- DATA EXCERPTS -

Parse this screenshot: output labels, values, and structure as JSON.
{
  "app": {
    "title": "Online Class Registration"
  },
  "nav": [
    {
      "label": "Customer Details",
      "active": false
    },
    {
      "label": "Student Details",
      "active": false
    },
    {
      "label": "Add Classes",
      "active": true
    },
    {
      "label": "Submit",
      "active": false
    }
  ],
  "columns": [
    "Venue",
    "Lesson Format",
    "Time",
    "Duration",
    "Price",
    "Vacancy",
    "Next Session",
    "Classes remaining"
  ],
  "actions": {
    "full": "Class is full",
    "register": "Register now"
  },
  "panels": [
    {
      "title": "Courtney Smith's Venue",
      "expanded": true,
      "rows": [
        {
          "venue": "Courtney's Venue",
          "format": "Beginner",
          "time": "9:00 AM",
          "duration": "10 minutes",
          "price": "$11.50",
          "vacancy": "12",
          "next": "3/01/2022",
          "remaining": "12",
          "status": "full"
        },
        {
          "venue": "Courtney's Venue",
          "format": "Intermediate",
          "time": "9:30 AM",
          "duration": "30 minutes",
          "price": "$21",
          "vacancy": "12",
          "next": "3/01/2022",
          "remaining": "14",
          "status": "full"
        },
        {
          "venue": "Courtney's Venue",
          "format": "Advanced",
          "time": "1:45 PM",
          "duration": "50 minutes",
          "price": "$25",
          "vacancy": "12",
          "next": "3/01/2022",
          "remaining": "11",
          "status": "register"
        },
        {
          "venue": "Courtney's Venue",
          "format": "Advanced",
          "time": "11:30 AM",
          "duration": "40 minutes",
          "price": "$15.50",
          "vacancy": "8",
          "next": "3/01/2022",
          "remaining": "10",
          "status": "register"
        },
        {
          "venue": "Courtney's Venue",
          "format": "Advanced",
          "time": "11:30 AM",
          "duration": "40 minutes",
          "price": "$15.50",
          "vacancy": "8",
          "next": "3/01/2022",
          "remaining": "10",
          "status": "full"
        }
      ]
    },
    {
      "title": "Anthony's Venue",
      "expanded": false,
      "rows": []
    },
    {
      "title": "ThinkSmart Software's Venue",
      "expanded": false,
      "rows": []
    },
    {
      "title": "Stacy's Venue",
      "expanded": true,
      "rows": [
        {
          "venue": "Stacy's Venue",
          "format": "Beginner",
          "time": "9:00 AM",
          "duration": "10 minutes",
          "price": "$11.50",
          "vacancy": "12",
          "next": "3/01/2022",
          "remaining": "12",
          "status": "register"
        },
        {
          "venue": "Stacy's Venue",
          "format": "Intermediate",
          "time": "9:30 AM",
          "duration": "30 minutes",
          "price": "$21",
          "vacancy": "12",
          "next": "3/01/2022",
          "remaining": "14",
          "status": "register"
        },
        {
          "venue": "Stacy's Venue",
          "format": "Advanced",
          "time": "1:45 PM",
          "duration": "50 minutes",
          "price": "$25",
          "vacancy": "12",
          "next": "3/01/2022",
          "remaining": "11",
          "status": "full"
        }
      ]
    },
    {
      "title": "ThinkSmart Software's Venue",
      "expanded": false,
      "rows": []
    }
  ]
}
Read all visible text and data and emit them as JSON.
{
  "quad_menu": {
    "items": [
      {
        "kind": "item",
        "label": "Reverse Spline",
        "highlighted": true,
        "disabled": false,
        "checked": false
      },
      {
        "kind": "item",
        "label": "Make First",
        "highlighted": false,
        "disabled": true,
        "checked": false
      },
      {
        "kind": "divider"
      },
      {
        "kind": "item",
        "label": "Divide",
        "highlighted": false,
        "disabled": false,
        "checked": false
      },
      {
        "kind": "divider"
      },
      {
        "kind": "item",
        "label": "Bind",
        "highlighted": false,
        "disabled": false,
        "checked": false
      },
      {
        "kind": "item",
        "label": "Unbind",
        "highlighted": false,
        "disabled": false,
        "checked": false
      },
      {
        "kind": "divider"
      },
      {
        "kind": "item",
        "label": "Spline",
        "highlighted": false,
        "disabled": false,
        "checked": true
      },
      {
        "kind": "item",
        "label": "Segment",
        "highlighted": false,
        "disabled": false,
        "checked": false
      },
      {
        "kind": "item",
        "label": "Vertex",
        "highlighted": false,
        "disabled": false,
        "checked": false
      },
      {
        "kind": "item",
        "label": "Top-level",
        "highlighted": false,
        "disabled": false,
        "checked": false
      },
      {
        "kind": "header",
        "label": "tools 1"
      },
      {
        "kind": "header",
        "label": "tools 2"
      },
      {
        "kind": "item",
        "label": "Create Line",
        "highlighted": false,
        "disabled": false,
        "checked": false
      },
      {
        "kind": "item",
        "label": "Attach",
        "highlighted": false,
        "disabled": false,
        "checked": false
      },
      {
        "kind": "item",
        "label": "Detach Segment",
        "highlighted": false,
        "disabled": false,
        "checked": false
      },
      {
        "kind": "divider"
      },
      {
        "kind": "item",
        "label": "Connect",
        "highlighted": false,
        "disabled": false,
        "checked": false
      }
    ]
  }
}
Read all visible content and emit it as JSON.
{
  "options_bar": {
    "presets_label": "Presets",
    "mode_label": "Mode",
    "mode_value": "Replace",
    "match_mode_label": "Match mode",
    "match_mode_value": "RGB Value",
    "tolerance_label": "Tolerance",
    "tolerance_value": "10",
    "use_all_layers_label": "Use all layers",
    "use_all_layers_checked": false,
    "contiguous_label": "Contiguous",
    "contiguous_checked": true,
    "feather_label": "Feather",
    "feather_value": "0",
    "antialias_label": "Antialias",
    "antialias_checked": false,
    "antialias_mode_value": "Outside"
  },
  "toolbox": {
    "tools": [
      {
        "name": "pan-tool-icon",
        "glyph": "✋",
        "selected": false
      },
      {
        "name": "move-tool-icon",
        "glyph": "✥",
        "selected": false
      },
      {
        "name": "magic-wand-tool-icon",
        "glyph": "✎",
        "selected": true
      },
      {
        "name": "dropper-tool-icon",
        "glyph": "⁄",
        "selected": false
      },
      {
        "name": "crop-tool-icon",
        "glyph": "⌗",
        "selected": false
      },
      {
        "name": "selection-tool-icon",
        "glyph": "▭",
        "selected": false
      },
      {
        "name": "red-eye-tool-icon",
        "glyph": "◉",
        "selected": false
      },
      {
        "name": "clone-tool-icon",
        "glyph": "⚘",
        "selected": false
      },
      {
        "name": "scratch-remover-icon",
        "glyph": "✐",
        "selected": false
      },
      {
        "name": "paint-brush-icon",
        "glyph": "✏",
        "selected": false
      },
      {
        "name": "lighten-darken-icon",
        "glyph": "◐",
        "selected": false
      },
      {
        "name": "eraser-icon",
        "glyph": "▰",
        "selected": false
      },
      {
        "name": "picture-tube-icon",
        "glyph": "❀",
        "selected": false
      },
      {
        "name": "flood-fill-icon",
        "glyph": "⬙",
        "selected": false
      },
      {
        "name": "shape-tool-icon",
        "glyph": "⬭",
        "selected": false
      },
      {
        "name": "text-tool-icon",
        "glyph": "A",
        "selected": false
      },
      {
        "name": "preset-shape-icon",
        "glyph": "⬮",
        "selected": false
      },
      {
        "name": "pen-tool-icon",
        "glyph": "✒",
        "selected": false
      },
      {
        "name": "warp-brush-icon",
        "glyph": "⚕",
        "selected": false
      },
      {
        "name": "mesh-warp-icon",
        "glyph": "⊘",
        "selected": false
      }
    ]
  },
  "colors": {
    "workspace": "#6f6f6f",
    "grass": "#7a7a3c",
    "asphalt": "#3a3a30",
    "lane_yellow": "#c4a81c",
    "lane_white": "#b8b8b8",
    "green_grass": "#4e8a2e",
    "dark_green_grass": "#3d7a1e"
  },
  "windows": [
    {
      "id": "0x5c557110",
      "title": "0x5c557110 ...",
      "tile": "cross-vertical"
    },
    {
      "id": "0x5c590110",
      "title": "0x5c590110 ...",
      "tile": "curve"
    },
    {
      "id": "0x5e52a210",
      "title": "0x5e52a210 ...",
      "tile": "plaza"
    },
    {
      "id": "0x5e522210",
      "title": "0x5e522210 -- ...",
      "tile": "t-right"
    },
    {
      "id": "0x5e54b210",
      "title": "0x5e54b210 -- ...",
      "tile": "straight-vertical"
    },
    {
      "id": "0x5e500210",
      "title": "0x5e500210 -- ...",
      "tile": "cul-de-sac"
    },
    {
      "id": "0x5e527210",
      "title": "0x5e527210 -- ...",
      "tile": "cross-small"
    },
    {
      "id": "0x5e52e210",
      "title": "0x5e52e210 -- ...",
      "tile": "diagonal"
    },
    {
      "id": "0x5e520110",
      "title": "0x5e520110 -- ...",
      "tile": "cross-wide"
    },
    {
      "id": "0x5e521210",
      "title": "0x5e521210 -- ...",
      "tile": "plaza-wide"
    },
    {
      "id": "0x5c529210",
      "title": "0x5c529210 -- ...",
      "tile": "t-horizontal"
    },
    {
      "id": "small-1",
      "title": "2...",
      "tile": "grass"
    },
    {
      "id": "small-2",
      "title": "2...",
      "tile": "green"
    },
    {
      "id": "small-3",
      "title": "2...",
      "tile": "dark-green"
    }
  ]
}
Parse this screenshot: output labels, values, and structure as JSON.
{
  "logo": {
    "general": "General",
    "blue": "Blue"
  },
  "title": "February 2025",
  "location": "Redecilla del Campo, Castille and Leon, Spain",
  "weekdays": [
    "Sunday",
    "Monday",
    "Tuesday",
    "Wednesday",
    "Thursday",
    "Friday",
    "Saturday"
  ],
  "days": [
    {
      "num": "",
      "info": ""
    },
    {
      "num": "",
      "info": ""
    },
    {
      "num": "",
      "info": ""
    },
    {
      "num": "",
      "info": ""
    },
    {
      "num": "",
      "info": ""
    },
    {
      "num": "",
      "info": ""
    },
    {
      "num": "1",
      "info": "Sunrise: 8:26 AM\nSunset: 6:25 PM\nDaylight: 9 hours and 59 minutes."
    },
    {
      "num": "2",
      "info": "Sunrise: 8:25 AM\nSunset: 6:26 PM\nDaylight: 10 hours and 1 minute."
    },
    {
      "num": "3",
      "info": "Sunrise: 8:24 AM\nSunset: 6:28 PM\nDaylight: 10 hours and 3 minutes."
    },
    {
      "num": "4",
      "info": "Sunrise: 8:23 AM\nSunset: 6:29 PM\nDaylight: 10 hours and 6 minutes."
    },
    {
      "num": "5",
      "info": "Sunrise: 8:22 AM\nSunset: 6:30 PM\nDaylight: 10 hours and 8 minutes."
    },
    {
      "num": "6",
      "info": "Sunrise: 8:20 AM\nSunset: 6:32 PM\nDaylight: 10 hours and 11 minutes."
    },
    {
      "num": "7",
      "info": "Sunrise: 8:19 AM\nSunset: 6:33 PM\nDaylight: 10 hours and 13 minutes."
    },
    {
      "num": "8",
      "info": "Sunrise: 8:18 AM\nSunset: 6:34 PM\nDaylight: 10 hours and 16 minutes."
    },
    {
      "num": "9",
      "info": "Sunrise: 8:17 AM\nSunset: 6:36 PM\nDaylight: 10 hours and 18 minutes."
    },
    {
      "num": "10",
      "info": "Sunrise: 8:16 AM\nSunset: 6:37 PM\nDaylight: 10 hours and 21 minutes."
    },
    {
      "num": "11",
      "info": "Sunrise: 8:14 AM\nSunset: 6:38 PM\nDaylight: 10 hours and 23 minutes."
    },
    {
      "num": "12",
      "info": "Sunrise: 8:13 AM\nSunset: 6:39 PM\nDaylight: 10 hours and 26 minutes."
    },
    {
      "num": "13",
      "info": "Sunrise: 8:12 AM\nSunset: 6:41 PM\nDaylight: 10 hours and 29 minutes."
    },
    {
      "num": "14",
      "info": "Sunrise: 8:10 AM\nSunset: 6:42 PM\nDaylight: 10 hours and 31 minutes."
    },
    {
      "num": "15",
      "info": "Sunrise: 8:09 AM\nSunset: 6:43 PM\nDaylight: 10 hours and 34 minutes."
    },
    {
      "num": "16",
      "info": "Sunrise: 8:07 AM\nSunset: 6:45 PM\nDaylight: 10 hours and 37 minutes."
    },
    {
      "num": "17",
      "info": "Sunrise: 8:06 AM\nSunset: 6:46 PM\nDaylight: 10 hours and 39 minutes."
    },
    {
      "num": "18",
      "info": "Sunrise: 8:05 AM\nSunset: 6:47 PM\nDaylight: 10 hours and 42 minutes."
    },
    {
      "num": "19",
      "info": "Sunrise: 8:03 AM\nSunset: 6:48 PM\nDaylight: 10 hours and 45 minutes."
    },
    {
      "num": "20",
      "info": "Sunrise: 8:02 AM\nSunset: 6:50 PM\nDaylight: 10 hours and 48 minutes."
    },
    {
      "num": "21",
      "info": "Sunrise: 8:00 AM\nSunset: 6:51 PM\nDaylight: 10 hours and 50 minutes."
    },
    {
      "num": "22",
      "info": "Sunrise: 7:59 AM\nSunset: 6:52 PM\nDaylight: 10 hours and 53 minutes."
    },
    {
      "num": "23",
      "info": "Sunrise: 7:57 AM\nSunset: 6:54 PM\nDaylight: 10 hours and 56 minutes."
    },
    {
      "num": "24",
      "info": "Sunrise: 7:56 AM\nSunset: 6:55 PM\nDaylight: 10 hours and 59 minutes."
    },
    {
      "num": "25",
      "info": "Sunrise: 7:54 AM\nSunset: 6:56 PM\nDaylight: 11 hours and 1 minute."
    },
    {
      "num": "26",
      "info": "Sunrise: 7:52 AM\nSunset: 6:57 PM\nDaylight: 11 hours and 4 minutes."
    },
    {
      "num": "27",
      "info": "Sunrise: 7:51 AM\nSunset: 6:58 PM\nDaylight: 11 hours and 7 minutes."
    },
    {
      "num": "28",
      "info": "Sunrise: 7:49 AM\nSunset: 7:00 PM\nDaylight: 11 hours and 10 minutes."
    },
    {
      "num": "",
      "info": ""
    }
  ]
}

- AIM OF THE TASK -
Pull out all lines from the entries above in which the word "cross" appears.

- CORRECT RESULT -
      "tile": "cross-vertical"
      "tile": "cross-small"
      "tile": "cross-wide"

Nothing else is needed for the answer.